# Start of RECORDS SUPPLIED

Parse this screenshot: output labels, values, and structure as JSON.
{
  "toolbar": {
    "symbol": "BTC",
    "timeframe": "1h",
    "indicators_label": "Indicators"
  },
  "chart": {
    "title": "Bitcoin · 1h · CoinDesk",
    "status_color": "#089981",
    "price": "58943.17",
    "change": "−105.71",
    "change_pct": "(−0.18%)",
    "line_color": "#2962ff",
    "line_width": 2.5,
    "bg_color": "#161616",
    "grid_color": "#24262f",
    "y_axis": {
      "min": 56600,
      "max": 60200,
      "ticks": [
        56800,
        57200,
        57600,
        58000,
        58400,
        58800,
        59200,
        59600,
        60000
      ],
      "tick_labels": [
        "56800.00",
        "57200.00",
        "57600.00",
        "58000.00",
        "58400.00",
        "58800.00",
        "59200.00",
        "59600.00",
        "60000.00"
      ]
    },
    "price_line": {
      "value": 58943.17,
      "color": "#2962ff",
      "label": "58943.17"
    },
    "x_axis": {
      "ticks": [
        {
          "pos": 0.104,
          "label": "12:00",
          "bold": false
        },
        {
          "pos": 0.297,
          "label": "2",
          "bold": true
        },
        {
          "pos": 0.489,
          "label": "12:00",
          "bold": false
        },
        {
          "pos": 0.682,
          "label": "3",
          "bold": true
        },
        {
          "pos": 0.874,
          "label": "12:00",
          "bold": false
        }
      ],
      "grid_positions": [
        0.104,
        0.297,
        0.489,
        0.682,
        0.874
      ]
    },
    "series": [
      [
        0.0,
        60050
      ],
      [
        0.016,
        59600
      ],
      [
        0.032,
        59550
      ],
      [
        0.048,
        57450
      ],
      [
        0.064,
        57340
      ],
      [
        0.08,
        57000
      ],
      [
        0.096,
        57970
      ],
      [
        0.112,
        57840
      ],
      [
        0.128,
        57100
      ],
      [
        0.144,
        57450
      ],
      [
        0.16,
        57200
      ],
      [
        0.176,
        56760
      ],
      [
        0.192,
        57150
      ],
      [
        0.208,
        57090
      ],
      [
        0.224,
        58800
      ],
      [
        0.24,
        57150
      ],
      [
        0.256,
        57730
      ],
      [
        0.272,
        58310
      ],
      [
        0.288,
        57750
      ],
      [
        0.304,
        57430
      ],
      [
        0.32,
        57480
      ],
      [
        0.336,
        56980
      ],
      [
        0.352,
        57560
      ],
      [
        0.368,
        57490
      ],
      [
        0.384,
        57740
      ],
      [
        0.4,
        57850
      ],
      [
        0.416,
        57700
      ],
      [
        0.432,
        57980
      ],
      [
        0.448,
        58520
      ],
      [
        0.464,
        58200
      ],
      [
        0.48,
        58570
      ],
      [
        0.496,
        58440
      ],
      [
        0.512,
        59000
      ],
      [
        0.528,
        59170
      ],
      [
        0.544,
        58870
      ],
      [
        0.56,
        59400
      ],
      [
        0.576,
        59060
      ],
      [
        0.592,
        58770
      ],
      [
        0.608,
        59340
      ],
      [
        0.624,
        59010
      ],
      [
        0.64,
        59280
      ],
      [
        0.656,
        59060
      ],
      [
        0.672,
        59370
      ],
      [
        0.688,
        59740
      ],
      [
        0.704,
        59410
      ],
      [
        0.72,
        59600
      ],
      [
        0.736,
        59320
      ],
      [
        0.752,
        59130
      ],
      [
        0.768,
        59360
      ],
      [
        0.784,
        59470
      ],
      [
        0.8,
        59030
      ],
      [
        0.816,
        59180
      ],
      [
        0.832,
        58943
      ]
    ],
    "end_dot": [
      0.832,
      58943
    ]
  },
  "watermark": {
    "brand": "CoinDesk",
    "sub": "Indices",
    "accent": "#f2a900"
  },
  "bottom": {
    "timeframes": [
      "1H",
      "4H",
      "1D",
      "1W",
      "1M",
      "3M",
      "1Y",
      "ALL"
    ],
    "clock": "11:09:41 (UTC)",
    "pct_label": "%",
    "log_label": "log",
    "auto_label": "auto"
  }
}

# End of RECORDS SUPPLIED

→ **WHAT NEEDS TO BE DONE**: Write out all the lines again, exactly as they are.

→ **RESULT OF THE TASK**:
Parse this screenshot: output labels, values, and structure as JSON.
{
  "toolbar": {
    "symbol": "BTC",
    "timeframe": "1h",
    "indicators_label": "Indicators"
  },
  "chart": {
    "title": "Bitcoin · 1h · CoinDesk",
    "status_color": "#089981",
    "price": "58943.17",
    "change": "−105.71",
    "change_pct": "(−0.18%)",
    "line_color": "#2962ff",
    "line_width": 2.5,
    "bg_color": "#161616",
    "grid_color": "#24262f",
    "y_axis": {
      "min": 56600,
      "max": 60200,
      "ticks": [
        56800,
        57200,
        57600,
        58000,
        58400,
        58800,
        59200,
        59600,
        60000
      ],
      "tick_labels": [
        "56800.00",
        "57200.00",
        "57600.00",
        "58000.00",
        "58400.00",
        "58800.00",
        "59200.00",
        "59600.00",
        "60000.00"
      ]
    },
    "price_line": {
      "value": 58943.17,
      "color": "#2962ff",
      "label": "58943.17"
    },
    "x_axis": {
      "ticks": [
        {
          "pos": 0.104,
          "label": "12:00",
          "bold": false
        },
        {
          "pos": 0.297,
          "label": "2",
          "bold": true
        },
        {
          "pos": 0.489,
          "label": "12:00",
          "bold": false
        },
        {
          "pos": 0.682,
          "label": "3",
          "bold": true
        },
        {
          "pos": 0.874,
          "label": "12:00",
          "bold": false
        }
      ],
      "grid_positions": [
        0.104,
        0.297,
        0.489,
        0.682,
        0.874
      ]
    },
    "series": [
      [
        0.0,
        60050
      ],
      [
        0.016,
        59600
      ],
      [
        0.032,
        59550
      ],
      [
        0.048,
        57450
      ],
      [
        0.064,
        57340
      ],
      [
        0.08,
        57000
      ],
      [
        0.096,
        57970
      ],
      [
        0.112,
        57840
      ],
      [
        0.128,
        57100
      ],
      [
        0.144,
        57450
      ],
      [
        0.16,
        57200
      ],
      [
        0.176,
        56760
      ],
      [
        0.192,
        57150
      ],
      [
        0.208,
        57090
      ],
      [
        0.224,
        58800
      ],
      [
        0.24,
        57150
      ],
      [
        0.256,
        57730
      ],
      [
        0.272,
        58310
      ],
      [
        0.288,
        57750
      ],
      [
        0.304,
        57430
      ],
      [
        0.32,
        57480
      ],
      [
        0.336,
        56980
      ],
      [
        0.352,
        57560
      ],
      [
        0.368,
        57490
      ],
      [
        0.384,
        57740
      ],
      [
        0.4,
        57850
      ],
      [
        0.416,
        57700
      ],
      [
        0.432,
        57980
      ],
      [
        0.448,
        58520
      ],
      [
        0.464,
        58200
      ],
      [
        0.48,
        58570
      ],
      [
        0.496,
        58440
      ],
      [
        0.512,
        59000
      ],
      [
        0.528,
        59170
      ],
      [
        0.544,
        58870
      ],
      [
        0.56,
        59400
      ],
      [
        0.576,
        59060
      ],
      [
        0.592,
        58770
      ],
      [
        0.608,
        59340
      ],
      [
        0.624,
        59010
      ],
      [
        0.64,
        59280
      ],
      [
        0.656,
        59060
      ],
      [
        0.672,
        59370
      ],
      [
        0.688,
        59740
      ],
      [
        0.704,
        59410
      ],
      [
        0.72,
        59600
      ],
      [
        0.736,
        59320
      ],
      [
        0.752,
        59130
      ],
      [
        0.768,
        59360
      ],
      [
        0.784,
        59470
      ],
      [
        0.8,
        59030
      ],
      [
        0.816,
        59180
      ],
      [
        0.832,
        58943
      ]
    ],
    "end_dot": [
      0.832,
      58943
    ]
  },
  "watermark": {
    "brand": "CoinDesk",
    "sub": "Indices",
    "accent": "#f2a900"
  },
  "bottom": {
    "timeframes": [
      "1H",
      "4H",
      "1D",
      "1W",
      "1M",
      "3M",
      "1Y",
      "ALL"
    ],
    "clock": "11:09:41 (UTC)",
    "pct_label": "%",
    "log_label": "log",
    "auto_label": "auto"
  }
}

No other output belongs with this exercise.